## WHAT THE TASK ASKS
What do the lines say from the one containing "What text is on this page?" to the end of the records? Restate them word for word, and only those.

## DATA EXTRACT

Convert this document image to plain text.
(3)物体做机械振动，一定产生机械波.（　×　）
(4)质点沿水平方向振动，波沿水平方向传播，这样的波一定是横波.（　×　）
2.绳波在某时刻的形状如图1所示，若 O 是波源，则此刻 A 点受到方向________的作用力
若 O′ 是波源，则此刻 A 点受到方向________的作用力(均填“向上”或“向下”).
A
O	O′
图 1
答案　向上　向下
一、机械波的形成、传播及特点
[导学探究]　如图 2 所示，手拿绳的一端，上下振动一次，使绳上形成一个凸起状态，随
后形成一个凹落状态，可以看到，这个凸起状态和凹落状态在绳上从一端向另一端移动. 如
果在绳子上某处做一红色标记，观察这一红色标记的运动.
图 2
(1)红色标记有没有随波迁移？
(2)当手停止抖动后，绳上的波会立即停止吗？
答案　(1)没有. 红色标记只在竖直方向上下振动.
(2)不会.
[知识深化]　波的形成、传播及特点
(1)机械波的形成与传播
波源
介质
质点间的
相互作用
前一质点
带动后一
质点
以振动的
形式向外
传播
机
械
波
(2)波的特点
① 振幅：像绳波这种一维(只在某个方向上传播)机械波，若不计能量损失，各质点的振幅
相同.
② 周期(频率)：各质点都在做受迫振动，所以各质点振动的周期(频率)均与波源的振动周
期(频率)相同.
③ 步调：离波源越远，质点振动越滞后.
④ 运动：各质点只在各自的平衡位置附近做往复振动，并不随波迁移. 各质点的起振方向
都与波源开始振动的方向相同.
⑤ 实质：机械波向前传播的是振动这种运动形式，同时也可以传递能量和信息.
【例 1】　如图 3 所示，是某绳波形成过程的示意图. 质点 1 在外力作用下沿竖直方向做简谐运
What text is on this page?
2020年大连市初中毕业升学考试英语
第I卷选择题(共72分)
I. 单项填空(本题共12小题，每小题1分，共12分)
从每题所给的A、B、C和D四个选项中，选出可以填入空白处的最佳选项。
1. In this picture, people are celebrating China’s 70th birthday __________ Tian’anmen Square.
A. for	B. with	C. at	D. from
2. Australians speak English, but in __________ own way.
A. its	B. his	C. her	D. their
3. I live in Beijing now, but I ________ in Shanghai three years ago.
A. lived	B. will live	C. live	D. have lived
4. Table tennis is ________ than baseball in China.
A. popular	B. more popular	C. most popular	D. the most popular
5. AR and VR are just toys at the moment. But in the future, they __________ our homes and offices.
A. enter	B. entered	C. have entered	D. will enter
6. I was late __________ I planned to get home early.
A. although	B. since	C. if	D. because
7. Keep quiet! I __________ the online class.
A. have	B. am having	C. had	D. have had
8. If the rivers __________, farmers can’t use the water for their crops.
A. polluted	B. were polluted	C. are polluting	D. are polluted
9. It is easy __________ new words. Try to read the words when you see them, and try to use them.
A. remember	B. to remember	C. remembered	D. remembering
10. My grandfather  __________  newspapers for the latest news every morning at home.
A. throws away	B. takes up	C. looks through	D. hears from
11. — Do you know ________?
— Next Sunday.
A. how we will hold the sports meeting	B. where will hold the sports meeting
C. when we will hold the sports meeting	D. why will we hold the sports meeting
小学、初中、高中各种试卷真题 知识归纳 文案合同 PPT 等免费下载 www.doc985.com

## OUTPUT FOR THIS EXERCISE
What text is on this page?
2020年大连市初中毕业升学考试英语
第I卷选择题(共72分)
I. 单项填空(本题共12小题，每小题1分，共12分)
从每题所给的A、B、C和D四个选项中，选出可以填入空白处的最佳选项。
1. In this picture, people are celebrating China’s 70th birthday __________ Tian’anmen Square.
A. for	B. with	C. at	D. from
2. Australians speak English, but in __________ own way.
A. its	B. his	C. her	D. their
3. I live in Beijing now, but I ________ in Shanghai three years ago.
A. lived	B. will live	C. live	D. have lived
4. Table tennis is ________ than baseball in China.
A. popular	B. more popular	C. most popular	D. the most popular
5. AR and VR are just toys at the moment. But in the future, they __________ our homes and offices.
A. enter	B. entered	C. have entered	D. will enter
6. I was late __________ I planned to get home early.
A. although	B. since	C. if	D. because
7. Keep quiet! I __________ the online class.
A. have	B. am having	C. had	D. have had
8. If the rivers __________, farmers can’t use the water for their crops.
A. polluted	B. were polluted	C. are polluting	D. are polluted
9. It is easy __________ new words. Try to read the words when you see them, and try to use them.
A. remember	B. to remember	C. remembered	D. remembering
10. My grandfather  __________  newspapers for the latest news every morning at home.
A. throws away	B. takes up	C. looks through	D. hears from
11. — Do you know ________?
— Next Sunday.
A. how we will hold the sports meeting	B. where will hold the sports meeting
C. when we will hold the sports meeting	D. why will we hold the sports meeting
小学、初中、高中各种试卷真题 知识归纳 文案合同 PPT 等免费下载 www.doc985.com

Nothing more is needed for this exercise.